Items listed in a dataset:
########################################

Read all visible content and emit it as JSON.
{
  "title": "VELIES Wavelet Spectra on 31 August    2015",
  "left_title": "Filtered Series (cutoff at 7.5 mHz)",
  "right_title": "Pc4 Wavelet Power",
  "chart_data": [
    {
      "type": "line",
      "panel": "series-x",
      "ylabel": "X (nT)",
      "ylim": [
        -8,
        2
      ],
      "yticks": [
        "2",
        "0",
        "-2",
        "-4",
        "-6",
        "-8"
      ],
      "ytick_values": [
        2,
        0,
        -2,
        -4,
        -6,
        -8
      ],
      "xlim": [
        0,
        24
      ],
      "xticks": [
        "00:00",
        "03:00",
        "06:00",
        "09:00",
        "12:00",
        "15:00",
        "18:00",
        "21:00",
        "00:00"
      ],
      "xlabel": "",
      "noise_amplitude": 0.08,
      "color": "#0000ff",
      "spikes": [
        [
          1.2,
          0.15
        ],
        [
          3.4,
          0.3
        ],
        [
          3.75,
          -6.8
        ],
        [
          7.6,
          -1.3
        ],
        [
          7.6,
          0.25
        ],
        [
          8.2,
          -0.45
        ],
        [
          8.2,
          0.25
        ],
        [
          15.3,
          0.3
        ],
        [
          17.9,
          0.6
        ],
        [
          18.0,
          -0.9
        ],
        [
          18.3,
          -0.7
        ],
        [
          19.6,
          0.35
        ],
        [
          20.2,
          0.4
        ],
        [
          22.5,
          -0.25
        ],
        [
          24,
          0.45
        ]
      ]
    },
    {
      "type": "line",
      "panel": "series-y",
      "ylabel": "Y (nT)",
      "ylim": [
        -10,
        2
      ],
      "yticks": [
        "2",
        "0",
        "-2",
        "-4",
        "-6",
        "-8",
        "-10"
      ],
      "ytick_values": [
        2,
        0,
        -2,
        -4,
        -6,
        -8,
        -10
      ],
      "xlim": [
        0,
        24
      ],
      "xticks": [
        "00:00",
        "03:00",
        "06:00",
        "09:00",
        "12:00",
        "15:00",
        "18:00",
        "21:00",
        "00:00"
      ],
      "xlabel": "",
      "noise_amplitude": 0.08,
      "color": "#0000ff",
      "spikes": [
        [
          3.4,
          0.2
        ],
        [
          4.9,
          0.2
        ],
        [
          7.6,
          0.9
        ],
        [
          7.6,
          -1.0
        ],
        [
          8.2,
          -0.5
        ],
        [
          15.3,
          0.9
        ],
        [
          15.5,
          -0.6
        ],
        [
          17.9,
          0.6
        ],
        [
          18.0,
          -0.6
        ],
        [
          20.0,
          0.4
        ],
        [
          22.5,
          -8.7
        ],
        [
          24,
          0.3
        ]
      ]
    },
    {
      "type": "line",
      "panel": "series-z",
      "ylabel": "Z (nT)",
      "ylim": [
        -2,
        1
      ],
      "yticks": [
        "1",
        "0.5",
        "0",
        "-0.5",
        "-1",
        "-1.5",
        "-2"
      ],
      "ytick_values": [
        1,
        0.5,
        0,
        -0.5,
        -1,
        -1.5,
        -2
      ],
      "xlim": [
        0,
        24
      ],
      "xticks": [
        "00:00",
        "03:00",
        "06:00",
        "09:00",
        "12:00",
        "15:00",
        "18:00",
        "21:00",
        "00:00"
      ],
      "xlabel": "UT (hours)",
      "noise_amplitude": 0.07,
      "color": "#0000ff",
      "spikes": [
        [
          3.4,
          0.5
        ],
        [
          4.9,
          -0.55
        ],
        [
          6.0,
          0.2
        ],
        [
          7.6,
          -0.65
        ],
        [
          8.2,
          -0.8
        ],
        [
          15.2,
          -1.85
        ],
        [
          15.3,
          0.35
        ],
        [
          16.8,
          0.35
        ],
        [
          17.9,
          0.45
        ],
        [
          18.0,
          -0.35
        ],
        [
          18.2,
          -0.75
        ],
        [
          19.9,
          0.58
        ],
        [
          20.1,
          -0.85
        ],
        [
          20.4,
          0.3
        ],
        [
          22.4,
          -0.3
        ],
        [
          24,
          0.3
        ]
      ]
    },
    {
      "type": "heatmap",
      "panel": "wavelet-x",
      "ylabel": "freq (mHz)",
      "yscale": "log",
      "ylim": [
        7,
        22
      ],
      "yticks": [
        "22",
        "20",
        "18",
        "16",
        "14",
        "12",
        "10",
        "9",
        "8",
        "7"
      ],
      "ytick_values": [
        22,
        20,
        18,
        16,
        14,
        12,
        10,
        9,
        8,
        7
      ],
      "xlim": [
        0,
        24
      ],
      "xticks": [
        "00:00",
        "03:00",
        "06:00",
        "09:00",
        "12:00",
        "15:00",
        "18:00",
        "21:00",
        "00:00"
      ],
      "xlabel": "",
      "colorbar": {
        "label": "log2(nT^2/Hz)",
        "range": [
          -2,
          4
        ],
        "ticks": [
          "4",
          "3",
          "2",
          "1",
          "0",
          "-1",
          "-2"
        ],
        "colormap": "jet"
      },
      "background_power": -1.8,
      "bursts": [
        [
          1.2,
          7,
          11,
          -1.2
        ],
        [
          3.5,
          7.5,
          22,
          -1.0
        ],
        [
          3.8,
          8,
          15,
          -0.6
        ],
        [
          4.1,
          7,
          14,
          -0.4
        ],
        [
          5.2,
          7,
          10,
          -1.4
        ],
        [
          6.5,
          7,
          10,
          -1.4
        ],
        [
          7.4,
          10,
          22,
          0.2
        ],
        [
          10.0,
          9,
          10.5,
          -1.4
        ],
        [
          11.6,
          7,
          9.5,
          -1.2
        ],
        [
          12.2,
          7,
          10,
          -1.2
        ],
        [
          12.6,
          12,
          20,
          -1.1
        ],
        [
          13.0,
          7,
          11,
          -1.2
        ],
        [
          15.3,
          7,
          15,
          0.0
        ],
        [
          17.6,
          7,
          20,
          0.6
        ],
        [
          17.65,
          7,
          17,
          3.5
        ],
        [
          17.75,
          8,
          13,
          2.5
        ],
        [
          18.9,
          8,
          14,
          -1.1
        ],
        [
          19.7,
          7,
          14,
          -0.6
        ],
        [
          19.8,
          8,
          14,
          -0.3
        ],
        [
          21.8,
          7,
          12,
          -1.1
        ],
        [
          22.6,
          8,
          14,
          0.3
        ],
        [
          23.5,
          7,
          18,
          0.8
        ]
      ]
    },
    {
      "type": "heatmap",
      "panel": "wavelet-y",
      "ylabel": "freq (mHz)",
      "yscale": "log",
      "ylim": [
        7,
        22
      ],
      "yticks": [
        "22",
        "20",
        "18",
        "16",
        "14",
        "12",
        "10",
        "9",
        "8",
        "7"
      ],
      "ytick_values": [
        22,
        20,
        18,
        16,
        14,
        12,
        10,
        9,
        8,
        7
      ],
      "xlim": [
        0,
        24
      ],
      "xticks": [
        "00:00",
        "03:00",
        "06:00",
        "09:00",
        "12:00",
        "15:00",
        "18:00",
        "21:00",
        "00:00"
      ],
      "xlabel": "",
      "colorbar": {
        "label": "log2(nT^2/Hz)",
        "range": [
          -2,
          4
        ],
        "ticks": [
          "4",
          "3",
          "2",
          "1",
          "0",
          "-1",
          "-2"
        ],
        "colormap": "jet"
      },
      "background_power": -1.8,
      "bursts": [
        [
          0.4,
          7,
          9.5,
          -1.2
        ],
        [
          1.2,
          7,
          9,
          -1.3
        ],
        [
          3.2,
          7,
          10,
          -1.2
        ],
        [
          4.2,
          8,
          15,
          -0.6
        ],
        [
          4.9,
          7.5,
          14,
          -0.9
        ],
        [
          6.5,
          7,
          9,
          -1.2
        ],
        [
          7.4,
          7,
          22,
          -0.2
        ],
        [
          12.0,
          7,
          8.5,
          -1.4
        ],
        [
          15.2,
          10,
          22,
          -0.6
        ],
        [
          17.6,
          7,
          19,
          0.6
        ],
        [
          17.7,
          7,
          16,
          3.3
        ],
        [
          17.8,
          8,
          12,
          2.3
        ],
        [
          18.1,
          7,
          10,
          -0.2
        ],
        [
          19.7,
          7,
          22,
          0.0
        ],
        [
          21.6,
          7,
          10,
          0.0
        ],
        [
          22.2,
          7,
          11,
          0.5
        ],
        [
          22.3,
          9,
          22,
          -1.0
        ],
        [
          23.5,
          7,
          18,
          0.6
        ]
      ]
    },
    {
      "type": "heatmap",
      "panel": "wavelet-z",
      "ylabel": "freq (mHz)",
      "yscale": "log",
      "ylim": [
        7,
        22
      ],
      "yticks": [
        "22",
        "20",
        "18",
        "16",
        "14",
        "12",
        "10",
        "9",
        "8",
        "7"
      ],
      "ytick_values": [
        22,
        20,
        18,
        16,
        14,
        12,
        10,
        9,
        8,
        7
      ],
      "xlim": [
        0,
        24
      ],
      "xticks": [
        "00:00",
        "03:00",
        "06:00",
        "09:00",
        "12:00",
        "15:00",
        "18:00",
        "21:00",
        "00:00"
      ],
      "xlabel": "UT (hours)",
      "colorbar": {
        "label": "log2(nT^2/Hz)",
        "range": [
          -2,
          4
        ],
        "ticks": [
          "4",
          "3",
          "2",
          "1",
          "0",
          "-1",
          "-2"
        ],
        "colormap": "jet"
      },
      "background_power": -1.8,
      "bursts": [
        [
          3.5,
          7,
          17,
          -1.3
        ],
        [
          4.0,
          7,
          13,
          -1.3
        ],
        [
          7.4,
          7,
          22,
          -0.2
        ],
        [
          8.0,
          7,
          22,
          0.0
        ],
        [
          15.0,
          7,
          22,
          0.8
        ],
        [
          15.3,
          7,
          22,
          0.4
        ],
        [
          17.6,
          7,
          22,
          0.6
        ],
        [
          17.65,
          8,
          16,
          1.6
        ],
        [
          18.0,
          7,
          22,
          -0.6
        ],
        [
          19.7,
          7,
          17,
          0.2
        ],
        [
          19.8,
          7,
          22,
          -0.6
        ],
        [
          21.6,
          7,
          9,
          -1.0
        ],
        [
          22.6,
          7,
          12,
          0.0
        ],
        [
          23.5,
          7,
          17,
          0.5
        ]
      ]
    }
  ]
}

########################################

Task description: Filter the data, keeping only the lines that contain "panel".

Solved problem:
      "panel": "series-x",
      "panel": "series-y",
      "panel": "series-z",
      "panel": "wavelet-x",
      "panel": "wavelet-y",
      "panel": "wavelet-z",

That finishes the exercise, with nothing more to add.